GOAL OF THE EXERCISE: Quote all of the entries word for word.
Start STORED ROWS
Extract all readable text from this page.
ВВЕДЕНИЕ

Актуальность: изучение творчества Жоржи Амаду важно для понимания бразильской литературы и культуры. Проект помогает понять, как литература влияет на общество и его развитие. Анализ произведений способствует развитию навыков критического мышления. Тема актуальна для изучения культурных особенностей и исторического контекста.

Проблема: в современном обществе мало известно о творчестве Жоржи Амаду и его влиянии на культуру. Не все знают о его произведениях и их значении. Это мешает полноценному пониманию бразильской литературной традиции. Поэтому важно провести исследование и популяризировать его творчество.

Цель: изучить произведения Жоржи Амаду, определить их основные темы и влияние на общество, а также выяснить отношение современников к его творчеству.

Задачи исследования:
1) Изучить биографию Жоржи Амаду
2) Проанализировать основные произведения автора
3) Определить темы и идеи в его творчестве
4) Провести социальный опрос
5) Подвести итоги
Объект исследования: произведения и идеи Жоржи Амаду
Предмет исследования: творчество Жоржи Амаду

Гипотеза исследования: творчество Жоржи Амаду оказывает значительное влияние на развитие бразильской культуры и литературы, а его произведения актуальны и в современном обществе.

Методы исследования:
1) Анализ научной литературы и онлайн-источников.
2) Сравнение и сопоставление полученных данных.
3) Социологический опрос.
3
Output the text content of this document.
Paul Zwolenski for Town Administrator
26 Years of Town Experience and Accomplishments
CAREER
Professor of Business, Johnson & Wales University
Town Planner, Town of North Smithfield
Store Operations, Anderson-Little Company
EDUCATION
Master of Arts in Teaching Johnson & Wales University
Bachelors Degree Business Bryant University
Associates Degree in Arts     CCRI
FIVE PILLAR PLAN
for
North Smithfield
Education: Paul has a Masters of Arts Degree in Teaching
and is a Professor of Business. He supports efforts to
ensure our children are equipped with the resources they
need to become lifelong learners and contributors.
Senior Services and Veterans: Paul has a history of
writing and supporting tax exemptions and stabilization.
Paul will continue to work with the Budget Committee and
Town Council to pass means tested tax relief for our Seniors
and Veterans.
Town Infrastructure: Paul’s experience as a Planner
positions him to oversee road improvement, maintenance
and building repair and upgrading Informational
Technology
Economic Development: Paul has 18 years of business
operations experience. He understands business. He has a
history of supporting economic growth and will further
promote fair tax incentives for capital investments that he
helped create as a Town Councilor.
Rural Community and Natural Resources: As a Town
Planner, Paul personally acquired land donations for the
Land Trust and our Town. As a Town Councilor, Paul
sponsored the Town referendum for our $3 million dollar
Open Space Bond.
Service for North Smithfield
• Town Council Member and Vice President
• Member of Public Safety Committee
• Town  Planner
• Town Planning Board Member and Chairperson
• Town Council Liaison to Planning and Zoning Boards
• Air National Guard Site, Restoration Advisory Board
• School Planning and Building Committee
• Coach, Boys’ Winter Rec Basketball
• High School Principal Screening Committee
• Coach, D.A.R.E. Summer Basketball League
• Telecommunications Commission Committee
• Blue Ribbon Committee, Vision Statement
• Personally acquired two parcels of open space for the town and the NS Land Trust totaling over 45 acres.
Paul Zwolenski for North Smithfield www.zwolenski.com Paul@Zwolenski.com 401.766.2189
End STORED ROWS
FINISHED TASK:
Extract all readable text from this page.
ВВЕДЕНИЕ

Актуальность: изучение творчества Жоржи Амаду важно для понимания бразильской литературы и культуры. Проект помогает понять, как литература влияет на общество и его развитие. Анализ произведений способствует развитию навыков критического мышления. Тема актуальна для изучения культурных особенностей и исторического контекста.

Проблема: в современном обществе мало известно о творчестве Жоржи Амаду и его влиянии на культуру. Не все знают о его произведениях и их значении. Это мешает полноценному пониманию бразильской литературной традиции. Поэтому важно провести исследование и популяризировать его творчество.

Цель: изучить произведения Жоржи Амаду, определить их основные темы и влияние на общество, а также выяснить отношение современников к его творчеству.

Задачи исследования:
1) Изучить биографию Жоржи Амаду
2) Проанализировать основные произведения автора
3) Определить темы и идеи в его творчестве
4) Провести социальный опрос
5) Подвести итоги
Объект исследования: произведения и идеи Жоржи Амаду
Предмет исследования: творчество Жоржи Амаду

Гипотеза исследования: творчество Жоржи Амаду оказывает значительное влияние на развитие бразильской культуры и литературы, а его произведения актуальны и в современном обществе.

Методы исследования:
1) Анализ научной литературы и онлайн-источников.
2) Сравнение и сопоставление полученных данных.
3) Социологический опрос.
3
Output the text content of this document.
Paul Zwolenski for Town Administrator
26 Years of Town Experience and Accomplishments
CAREER
Professor of Business, Johnson & Wales University
Town Planner, Town of North Smithfield
Store Operations, Anderson-Little Company
EDUCATION
Master of Arts in Teaching Johnson & Wales University
Bachelors Degree Business Bryant University
Associates Degree in Arts     CCRI
FIVE PILLAR PLAN
for
North Smithfield
Education: Paul has a Masters of Arts Degree in Teaching
and is a Professor of Business. He supports efforts to
ensure our children are equipped with the resources they
need to become lifelong learners and contributors.
Senior Services and Veterans: Paul has a history of
writing and supporting tax exemptions and stabilization.
Paul will continue to work with the Budget Committee and
Town Council to pass means tested tax relief for our Seniors
and Veterans.
Town Infrastructure: Paul’s experience as a Planner
positions him to oversee road improvement, maintenance
and building repair and upgrading Informational
Technology
Economic Development: Paul has 18 years of business
operations experience. He understands business. He has a
history of supporting economic growth and will further
promote fair tax incentives for capital investments that he
helped create as a Town Councilor.
Rural Community and Natural Resources: As a Town
Planner, Paul personally acquired land donations for the
Land Trust and our Town. As a Town Councilor, Paul
sponsored the Town referendum for our $3 million dollar
Open Space Bond.
Service for North Smithfield
• Town Council Member and Vice President
• Member of Public Safety Committee
• Town  Planner
• Town Planning Board Member and Chairperson
• Town Council Liaison to Planning and Zoning Boards
• Air National Guard Site, Restoration Advisory Board
• School Planning and Building Committee
• Coach, Boys’ Winter Rec Basketball
• High School Principal Screening Committee
• Coach, D.A.R.E. Summer Basketball League
• Telecommunications Commission Committee
• Blue Ribbon Committee, Vision Statement
• Personally acquired two parcels of open space for the town and the NS Land Trust totaling over 45 acres.
Paul Zwolenski for North Smithfield www.zwolenski.com Paul@Zwolenski.com 401.766.2189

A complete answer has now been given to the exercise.